───── DATASET RECORDS

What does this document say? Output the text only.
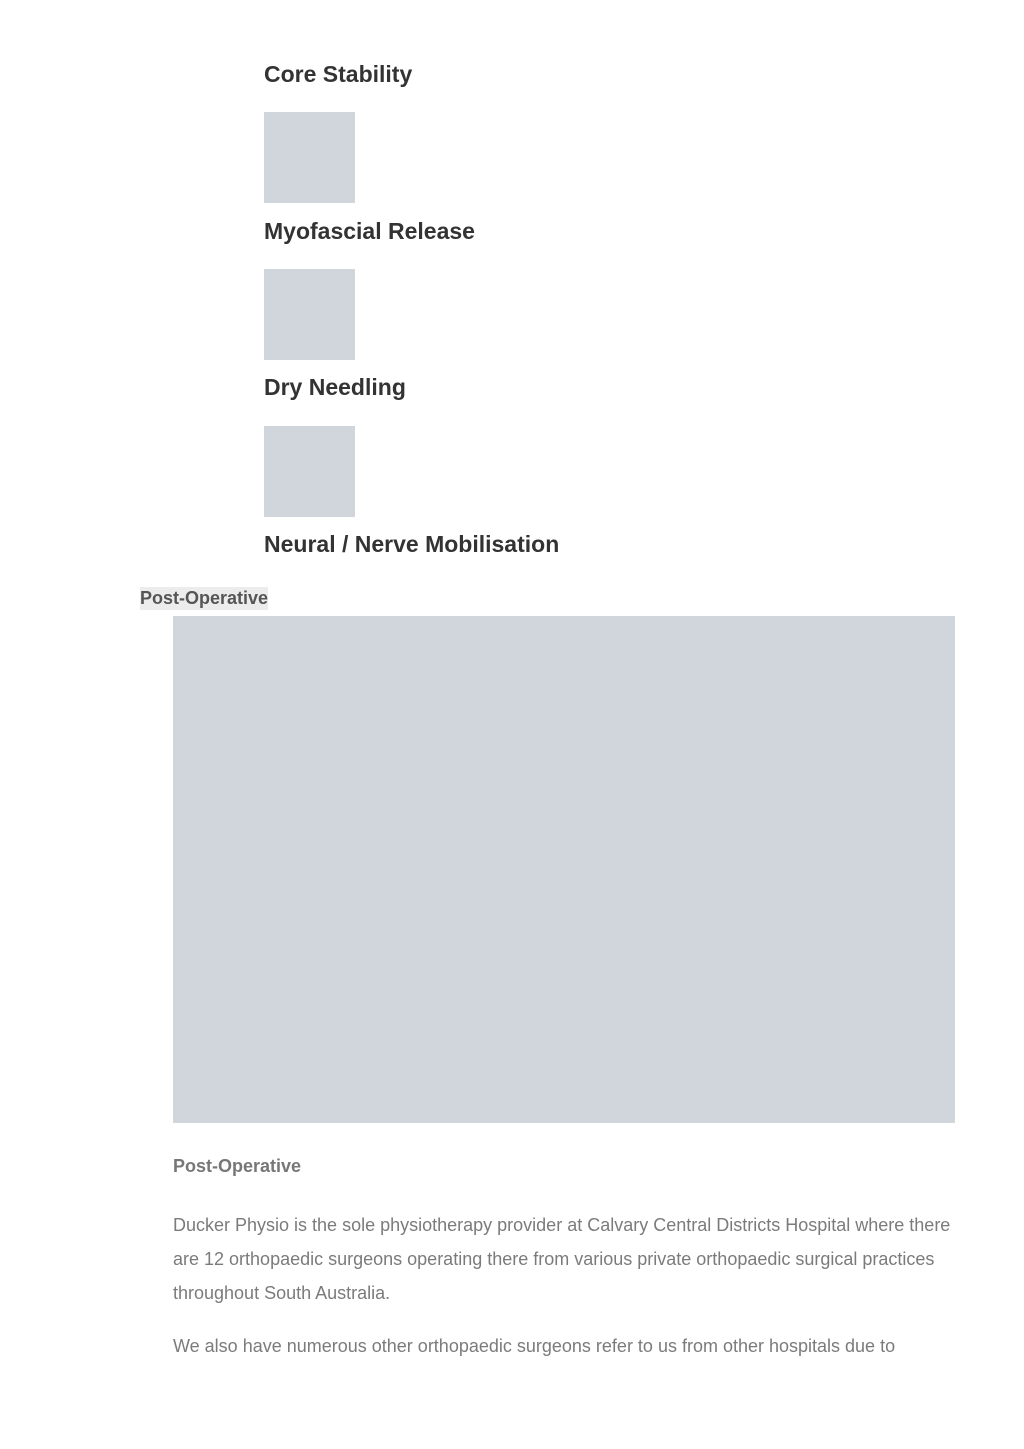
Core Stability
Myofascial Release
Dry Needling
Neural / Nerve Mobilisation
Post-Operative
Post-Operative

Ducker Physio is the sole physiotherapy provider at Calvary Central Districts Hospital where there are 12 orthopaedic surgeons operating there from various private orthopaedic surgical practices throughout South Australia.

We also have numerous other orthopaedic surgeons refer to us from other hospitals due to
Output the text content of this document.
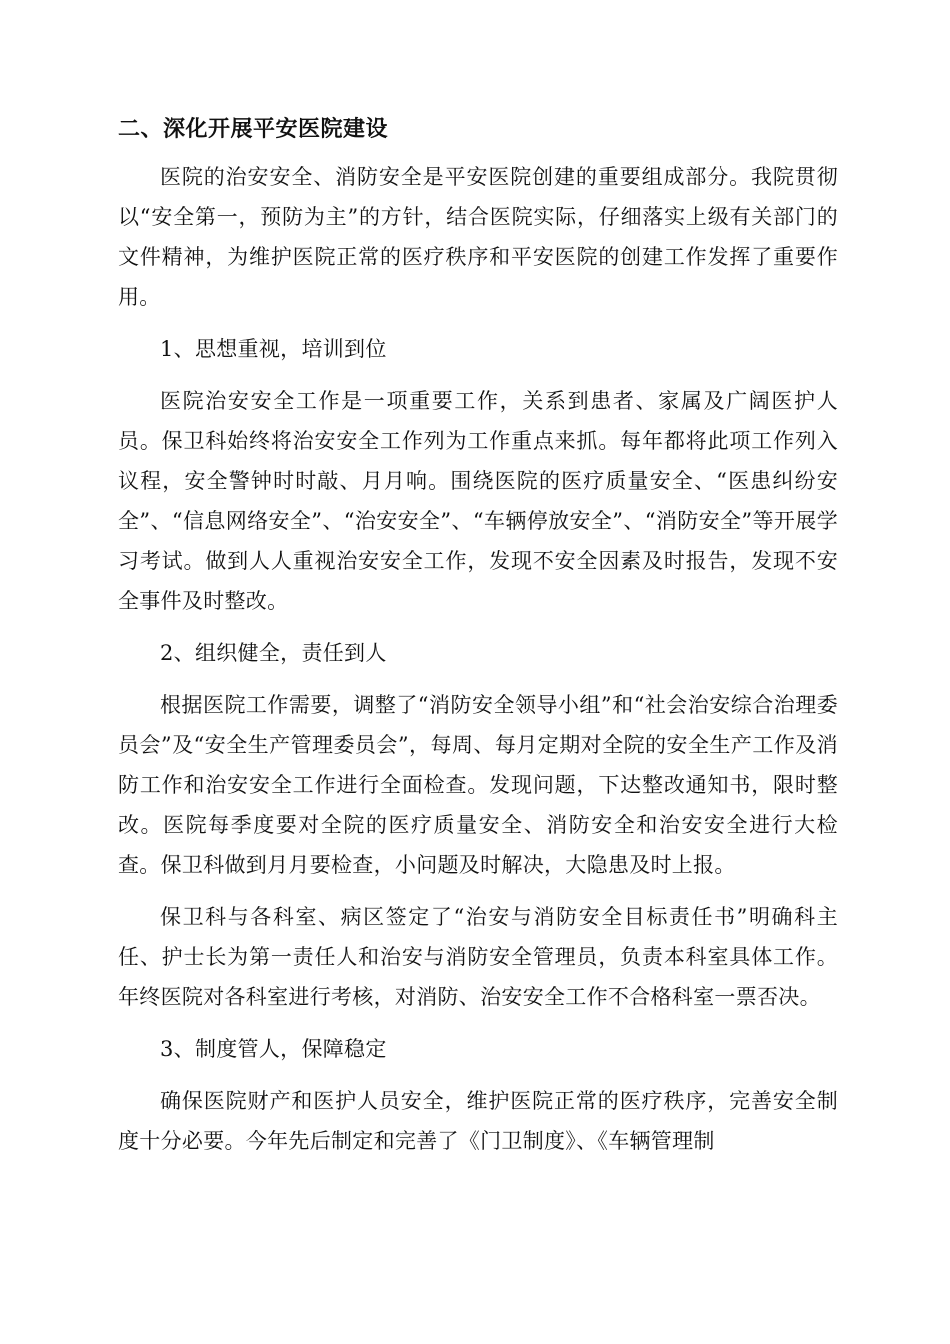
二、深化开展平安医院建设

医院的治安安全、消防安全是平安医院创建的重要组成部分。我院贯彻以“安全第一，预防为主”的方针，结合医院实际，仔细落实上级有关部门的文件精神，为维护医院正常的医疗秩序和平安医院的创建工作发挥了重要作用。

1、思想重视，培训到位

医院治安安全工作是一项重要工作，关系到患者、家属及广阔医护人员。保卫科始终将治安安全工作列为工作重点来抓。每年都将此项工作列入议程，安全警钟时时敲、月月响。围绕医院的医疗质量安全、“医患纠纷安全”、“信息网络安全”、“治安安全”、“车辆停放安全”、“消防安全”等开展学习考试。做到人人重视治安安全工作，发现不安全因素及时报告，发现不安全事件及时整改。

2、组织健全，责任到人

根据医院工作需要，调整了“消防安全领导小组”和“社会治安综合治理委员会”及“安全生产管理委员会”，每周、每月定期对全院的安全生产工作及消防工作和治安安全工作进行全面检查。发现问题，下达整改通知书，限时整改。医院每季度要对全院的医疗质量安全、消防安全和治安安全进行大检查。保卫科做到月月要检查，小问题及时解决，大隐患及时上报。

保卫科与各科室、病区签定了“治安与消防安全目标责任书”明确科主任、护士长为第一责任人和治安与消防安全管理员，负责本科室具体工作。年终医院对各科室进行考核，对消防、治安安全工作不合格科室一票否决。

3、制度管人，保障稳定

确保医院财产和医护人员安全，维护医院正常的医疗秩序，完善安全制度十分必要。今年先后制定和完善了《门卫制度》、《车辆管理制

──────────

### GIVEN TASK
Return each line where "Output" shows up.

### RESPONSE TO THIS TASK
What does this document say? Output the text only.
Output the text content of this document.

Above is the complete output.